»»
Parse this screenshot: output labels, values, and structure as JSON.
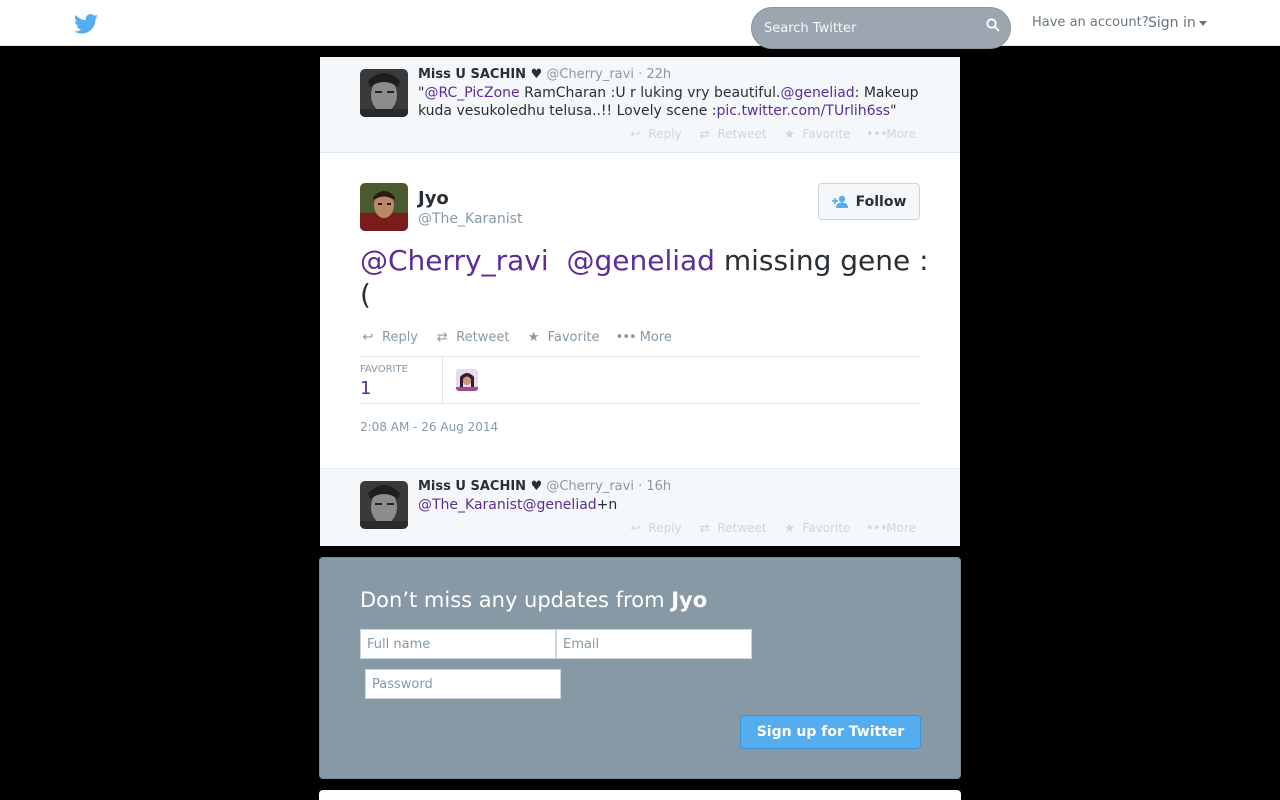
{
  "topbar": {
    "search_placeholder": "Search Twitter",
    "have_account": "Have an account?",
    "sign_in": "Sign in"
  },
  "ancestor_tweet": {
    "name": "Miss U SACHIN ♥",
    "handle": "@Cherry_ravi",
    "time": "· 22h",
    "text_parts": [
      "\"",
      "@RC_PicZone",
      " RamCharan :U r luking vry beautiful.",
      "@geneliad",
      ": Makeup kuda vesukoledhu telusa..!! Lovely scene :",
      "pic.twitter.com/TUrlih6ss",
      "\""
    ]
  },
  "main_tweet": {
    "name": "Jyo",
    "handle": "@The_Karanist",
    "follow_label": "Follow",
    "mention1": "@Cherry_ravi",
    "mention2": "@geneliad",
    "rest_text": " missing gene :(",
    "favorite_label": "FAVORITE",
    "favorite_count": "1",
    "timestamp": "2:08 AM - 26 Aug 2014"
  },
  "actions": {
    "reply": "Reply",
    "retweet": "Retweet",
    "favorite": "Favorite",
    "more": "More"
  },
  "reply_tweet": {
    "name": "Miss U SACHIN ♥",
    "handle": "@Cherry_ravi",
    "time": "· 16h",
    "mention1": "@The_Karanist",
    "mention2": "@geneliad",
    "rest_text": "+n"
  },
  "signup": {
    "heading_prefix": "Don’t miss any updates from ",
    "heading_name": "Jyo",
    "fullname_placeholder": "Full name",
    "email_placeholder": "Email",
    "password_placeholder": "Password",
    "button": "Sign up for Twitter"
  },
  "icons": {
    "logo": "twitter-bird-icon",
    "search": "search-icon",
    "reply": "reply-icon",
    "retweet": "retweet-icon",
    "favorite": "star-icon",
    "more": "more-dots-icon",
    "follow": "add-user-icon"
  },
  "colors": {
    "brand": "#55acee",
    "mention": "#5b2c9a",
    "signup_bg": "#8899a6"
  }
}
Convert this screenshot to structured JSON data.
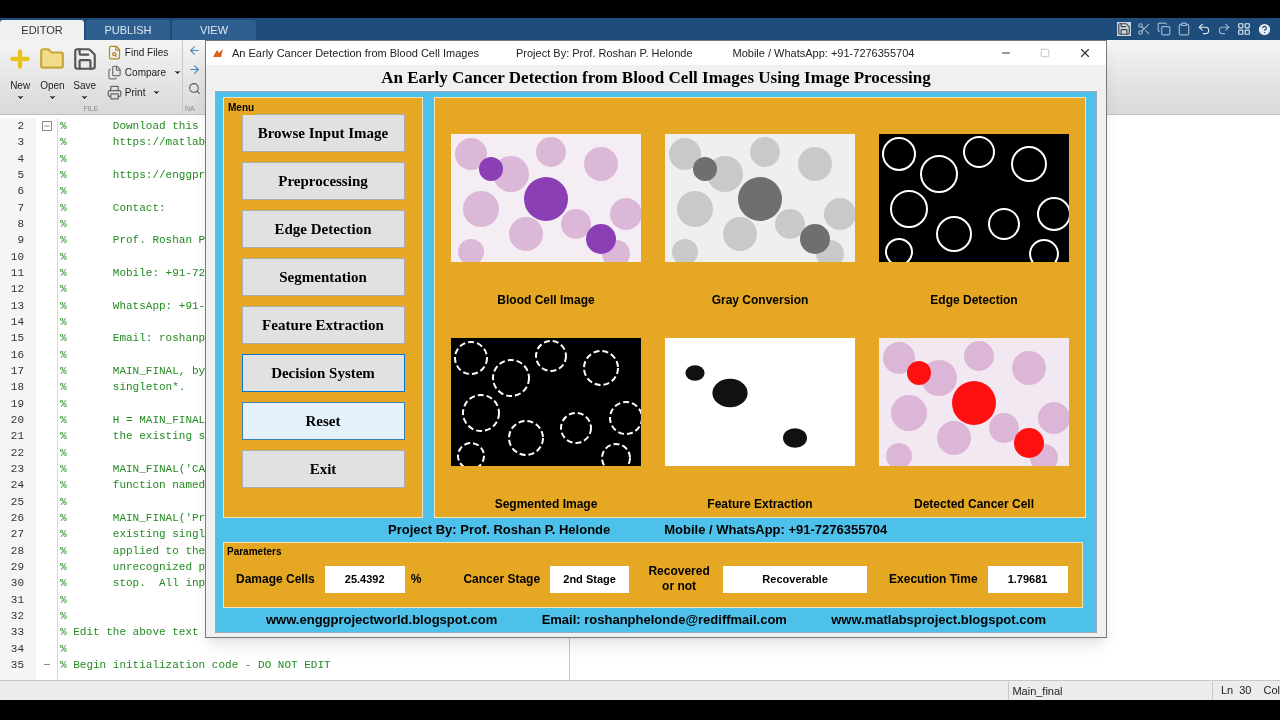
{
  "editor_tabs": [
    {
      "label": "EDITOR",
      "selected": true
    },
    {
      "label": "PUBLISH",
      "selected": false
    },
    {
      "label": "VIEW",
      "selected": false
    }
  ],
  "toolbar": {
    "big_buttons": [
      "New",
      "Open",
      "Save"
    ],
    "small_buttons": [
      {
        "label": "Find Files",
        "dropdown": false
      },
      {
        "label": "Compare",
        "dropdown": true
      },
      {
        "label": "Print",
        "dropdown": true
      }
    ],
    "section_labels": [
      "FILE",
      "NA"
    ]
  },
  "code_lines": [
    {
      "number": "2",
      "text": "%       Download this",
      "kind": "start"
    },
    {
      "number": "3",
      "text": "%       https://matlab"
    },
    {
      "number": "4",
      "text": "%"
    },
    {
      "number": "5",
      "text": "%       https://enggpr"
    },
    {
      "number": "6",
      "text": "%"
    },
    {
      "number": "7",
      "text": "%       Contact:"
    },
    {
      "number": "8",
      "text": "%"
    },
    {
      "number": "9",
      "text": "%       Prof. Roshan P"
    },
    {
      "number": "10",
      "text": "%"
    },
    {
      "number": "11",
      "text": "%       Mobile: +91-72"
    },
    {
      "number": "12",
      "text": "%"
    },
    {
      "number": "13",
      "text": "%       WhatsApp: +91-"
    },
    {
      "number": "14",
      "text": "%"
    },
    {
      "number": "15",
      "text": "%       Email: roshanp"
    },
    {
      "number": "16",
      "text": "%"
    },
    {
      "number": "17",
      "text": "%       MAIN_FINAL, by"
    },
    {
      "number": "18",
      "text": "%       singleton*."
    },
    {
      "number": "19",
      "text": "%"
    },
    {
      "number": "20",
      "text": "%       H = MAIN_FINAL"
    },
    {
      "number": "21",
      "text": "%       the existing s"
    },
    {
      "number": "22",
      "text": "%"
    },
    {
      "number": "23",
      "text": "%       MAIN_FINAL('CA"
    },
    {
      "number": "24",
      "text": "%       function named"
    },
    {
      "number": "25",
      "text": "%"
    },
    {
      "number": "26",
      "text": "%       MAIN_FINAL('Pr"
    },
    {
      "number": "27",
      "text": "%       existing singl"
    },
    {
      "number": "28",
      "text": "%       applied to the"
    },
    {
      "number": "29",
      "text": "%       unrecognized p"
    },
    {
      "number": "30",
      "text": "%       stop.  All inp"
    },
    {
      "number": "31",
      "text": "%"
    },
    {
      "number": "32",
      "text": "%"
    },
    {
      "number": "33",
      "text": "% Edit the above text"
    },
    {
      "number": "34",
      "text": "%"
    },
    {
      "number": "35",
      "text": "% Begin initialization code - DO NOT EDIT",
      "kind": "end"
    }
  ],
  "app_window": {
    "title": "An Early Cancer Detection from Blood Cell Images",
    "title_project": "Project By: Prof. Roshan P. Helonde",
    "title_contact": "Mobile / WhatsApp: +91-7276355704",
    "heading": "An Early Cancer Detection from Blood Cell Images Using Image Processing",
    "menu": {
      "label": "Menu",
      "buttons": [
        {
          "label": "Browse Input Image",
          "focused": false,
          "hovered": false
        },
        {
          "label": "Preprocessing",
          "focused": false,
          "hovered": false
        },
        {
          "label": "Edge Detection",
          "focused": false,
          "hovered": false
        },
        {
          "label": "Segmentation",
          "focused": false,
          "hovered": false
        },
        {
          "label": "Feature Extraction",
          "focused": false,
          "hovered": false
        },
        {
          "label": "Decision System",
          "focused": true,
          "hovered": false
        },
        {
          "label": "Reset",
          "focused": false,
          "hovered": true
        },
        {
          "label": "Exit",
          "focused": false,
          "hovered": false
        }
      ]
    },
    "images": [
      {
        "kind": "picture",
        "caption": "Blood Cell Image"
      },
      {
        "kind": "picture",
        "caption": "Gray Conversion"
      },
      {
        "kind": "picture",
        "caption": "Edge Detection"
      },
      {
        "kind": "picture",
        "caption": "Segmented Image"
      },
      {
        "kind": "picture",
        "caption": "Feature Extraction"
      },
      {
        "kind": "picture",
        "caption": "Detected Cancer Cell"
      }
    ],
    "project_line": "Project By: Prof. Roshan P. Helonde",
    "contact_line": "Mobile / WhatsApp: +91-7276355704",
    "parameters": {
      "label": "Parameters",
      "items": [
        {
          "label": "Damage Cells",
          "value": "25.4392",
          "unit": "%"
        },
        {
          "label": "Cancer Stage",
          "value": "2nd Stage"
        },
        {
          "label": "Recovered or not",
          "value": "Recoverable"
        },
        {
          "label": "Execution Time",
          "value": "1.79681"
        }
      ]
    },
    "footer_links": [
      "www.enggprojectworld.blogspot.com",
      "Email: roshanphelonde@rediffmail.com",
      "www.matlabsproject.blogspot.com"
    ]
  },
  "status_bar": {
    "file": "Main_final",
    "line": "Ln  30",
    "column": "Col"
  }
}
««
* [WORK TO COMPLETE]:
Report all lines of the data above that include the string "Mobile".

* [RESPONSE BOX]:
      "text": "%       Mobile: +91-72"
    "title_contact": "Mobile / WhatsApp: +91-7276355704",
    "contact_line": "Mobile / WhatsApp: +91-7276355704",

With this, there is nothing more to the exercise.